- [Exercise]:
Keep only the lines of the data below that contain "this", and copy them.

== Recorded information ==

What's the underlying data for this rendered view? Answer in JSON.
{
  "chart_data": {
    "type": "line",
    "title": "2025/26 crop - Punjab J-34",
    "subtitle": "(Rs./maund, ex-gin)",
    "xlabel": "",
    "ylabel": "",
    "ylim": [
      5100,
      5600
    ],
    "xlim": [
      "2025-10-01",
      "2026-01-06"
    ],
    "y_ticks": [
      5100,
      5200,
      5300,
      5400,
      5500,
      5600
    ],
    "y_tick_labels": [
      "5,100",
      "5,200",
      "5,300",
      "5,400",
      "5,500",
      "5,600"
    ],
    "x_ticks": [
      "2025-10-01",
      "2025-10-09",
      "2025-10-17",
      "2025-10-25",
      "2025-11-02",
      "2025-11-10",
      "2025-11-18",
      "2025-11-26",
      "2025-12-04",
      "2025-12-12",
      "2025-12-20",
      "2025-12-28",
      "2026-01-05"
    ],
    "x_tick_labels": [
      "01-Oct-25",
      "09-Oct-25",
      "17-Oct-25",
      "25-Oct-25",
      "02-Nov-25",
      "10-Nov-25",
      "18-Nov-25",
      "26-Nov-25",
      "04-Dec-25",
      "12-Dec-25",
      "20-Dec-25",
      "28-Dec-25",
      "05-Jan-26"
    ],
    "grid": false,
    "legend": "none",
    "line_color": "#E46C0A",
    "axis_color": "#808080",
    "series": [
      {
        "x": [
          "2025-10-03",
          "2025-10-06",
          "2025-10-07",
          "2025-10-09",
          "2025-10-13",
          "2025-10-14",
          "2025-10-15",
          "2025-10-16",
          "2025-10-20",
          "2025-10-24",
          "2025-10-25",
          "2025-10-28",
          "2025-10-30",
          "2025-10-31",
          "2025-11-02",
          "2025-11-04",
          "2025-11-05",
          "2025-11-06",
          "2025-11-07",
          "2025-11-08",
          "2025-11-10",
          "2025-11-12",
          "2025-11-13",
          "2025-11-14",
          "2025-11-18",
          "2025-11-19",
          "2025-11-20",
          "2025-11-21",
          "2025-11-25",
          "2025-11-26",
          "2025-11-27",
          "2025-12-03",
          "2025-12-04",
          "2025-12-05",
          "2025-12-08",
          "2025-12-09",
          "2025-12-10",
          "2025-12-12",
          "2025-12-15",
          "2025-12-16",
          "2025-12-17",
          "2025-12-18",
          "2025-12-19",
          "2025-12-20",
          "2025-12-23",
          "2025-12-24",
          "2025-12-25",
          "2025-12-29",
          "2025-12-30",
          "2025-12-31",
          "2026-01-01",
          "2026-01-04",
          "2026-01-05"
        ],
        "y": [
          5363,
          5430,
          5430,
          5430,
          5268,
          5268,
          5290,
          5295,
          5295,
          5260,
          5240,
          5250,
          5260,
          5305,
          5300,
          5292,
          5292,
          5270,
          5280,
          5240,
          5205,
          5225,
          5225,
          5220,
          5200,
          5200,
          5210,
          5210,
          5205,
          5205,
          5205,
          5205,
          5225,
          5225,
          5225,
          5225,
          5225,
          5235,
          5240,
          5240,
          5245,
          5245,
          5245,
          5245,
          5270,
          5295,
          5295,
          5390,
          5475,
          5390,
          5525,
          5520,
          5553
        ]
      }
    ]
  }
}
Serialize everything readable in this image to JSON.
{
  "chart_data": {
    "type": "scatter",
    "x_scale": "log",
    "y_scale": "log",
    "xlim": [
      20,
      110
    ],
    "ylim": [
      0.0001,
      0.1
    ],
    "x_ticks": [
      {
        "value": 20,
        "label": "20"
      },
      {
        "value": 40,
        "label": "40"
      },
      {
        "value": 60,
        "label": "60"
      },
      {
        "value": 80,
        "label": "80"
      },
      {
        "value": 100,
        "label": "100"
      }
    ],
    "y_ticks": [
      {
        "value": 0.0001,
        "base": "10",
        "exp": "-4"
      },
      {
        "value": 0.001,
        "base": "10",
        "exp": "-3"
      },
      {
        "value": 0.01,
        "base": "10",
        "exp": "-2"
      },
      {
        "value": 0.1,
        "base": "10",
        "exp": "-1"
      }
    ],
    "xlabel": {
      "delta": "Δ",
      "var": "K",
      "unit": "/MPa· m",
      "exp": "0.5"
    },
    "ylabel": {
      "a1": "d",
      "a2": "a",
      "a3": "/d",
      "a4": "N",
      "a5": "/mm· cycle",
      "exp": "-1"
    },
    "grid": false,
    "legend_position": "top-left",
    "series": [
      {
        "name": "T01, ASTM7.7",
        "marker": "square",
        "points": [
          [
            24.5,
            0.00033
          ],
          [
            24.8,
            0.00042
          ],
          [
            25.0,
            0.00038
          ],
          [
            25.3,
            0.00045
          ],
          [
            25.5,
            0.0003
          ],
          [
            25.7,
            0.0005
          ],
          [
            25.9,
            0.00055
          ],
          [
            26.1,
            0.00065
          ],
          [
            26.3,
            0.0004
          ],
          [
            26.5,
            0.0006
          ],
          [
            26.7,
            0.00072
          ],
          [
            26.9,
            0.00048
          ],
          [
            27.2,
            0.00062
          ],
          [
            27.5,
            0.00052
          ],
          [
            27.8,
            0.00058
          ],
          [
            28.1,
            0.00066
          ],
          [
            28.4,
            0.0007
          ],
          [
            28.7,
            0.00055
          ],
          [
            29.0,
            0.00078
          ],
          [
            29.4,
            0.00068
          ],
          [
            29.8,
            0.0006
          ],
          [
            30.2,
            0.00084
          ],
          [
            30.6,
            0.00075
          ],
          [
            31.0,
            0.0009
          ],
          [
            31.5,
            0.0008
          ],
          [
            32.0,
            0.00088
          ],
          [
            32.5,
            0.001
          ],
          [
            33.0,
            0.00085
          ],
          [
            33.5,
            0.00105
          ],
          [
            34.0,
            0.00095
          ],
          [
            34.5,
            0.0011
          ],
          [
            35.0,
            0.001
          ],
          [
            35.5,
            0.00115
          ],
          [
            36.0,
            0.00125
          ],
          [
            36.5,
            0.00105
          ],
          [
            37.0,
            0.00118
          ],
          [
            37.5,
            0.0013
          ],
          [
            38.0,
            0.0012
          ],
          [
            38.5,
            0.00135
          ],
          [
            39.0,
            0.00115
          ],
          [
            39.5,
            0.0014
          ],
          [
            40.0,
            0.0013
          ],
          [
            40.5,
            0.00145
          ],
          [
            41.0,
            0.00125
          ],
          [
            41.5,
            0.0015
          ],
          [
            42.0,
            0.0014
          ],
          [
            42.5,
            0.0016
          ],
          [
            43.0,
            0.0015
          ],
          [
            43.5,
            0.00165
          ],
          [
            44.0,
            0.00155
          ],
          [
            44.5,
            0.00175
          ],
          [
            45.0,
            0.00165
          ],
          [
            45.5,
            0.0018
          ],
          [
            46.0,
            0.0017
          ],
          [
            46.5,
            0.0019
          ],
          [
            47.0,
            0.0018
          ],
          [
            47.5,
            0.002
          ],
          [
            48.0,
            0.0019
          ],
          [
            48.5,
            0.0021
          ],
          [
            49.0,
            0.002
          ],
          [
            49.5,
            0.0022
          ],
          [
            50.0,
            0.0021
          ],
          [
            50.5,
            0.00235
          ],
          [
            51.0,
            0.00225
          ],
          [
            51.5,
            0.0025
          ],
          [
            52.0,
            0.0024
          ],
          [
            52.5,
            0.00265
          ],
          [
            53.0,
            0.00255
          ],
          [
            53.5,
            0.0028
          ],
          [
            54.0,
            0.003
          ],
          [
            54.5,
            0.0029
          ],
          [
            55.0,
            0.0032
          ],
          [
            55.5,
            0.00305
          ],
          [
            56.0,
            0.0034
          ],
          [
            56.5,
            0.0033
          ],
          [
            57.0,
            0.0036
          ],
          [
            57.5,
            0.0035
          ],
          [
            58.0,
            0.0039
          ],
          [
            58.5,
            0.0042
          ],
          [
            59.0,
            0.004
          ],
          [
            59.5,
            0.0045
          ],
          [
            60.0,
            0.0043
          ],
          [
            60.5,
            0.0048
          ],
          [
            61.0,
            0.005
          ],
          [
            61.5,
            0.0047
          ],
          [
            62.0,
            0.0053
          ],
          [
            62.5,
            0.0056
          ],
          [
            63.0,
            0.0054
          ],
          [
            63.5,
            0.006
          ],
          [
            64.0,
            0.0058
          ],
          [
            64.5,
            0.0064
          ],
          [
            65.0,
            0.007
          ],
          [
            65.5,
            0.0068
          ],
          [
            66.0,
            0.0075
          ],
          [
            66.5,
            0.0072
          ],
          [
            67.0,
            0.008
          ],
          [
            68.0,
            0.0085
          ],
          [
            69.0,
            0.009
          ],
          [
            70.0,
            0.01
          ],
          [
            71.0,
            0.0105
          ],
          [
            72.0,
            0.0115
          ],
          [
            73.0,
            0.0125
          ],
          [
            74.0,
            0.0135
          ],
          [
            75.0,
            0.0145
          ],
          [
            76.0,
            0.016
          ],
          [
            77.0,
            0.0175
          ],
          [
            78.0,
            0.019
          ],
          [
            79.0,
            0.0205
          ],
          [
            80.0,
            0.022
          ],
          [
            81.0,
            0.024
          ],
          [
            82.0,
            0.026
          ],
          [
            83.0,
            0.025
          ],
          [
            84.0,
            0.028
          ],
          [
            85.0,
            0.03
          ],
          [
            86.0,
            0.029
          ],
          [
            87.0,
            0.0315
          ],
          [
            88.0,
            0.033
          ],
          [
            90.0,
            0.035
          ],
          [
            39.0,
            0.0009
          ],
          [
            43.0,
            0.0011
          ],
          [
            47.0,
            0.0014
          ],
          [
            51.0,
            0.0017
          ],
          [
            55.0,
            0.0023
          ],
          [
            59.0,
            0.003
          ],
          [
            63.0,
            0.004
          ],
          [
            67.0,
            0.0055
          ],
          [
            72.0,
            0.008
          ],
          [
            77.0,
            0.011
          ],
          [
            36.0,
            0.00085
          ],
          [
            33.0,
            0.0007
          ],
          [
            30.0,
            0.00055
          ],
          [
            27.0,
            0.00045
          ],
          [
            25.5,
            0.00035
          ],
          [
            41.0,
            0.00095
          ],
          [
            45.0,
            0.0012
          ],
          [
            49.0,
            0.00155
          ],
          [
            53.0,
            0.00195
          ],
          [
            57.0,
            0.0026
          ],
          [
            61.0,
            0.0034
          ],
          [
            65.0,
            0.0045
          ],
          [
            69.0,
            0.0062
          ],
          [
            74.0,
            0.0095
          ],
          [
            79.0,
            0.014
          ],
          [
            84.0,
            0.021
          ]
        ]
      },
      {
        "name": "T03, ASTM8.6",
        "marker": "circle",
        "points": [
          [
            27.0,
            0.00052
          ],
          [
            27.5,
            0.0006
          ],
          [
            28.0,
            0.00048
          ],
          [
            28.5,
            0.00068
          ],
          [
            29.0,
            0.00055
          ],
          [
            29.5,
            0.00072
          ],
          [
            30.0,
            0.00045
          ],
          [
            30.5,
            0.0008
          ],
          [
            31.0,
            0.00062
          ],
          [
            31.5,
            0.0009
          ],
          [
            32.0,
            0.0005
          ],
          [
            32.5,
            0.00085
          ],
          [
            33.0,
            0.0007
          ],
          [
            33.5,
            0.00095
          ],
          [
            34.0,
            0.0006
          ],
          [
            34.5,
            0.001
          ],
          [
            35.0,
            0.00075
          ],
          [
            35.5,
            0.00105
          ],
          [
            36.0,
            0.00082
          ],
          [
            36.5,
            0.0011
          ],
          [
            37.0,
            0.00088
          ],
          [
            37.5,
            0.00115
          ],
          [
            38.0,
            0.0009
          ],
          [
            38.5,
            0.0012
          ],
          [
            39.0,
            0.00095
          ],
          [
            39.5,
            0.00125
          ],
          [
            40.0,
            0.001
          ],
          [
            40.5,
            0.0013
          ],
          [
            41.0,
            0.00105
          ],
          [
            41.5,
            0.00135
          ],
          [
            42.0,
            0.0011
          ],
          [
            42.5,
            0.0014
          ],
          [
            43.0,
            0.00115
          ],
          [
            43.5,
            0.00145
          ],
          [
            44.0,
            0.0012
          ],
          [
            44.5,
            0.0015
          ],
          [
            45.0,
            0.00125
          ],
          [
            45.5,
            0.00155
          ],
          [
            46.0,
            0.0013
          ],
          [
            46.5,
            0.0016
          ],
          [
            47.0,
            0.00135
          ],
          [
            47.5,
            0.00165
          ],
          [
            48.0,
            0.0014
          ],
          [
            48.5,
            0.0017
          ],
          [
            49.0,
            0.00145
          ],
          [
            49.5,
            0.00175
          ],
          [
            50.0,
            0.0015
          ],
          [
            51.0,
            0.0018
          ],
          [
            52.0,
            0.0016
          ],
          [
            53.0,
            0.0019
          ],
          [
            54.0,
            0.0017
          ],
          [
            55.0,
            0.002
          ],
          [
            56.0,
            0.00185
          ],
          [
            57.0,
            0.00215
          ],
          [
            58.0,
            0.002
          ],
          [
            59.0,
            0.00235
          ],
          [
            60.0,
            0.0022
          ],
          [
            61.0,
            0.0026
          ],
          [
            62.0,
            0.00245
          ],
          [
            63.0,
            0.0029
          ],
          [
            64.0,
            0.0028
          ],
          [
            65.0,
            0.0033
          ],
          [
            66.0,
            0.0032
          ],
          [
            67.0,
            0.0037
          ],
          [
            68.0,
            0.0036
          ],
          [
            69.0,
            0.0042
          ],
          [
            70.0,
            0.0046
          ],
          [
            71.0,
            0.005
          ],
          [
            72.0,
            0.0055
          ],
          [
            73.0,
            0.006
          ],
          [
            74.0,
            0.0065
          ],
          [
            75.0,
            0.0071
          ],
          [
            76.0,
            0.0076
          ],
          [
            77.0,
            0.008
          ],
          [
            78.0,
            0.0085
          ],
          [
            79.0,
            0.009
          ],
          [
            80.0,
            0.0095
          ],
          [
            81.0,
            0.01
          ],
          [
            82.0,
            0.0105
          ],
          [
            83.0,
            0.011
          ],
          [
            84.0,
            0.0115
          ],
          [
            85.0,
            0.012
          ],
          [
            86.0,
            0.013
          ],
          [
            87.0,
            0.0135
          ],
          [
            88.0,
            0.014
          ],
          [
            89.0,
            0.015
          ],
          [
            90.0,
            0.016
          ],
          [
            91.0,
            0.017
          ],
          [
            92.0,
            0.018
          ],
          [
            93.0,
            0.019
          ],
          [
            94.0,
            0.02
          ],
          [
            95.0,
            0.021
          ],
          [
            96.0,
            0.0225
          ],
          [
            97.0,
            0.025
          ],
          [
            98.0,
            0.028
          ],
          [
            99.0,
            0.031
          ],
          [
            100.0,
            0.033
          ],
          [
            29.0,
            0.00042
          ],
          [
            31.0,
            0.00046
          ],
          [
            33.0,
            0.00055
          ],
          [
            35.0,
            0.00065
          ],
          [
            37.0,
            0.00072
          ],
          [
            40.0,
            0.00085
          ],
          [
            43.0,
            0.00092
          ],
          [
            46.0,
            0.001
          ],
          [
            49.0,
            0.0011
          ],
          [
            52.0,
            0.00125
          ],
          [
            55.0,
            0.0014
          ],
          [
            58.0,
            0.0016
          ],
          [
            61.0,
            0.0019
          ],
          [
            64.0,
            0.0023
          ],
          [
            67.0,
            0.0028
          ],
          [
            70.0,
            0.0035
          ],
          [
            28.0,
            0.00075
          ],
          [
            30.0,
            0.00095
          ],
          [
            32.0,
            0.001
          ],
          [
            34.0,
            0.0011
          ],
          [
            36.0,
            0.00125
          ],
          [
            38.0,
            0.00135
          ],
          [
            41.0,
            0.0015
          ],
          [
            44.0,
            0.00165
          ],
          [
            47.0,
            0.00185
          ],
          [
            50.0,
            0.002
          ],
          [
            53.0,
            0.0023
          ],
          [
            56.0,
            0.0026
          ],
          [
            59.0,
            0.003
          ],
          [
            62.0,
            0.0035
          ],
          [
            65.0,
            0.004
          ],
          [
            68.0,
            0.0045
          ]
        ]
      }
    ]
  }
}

===

- [Exercise output]:
What's the underlying data for this rendered view? Answer in JSON.
Serialize everything readable in this image to JSON.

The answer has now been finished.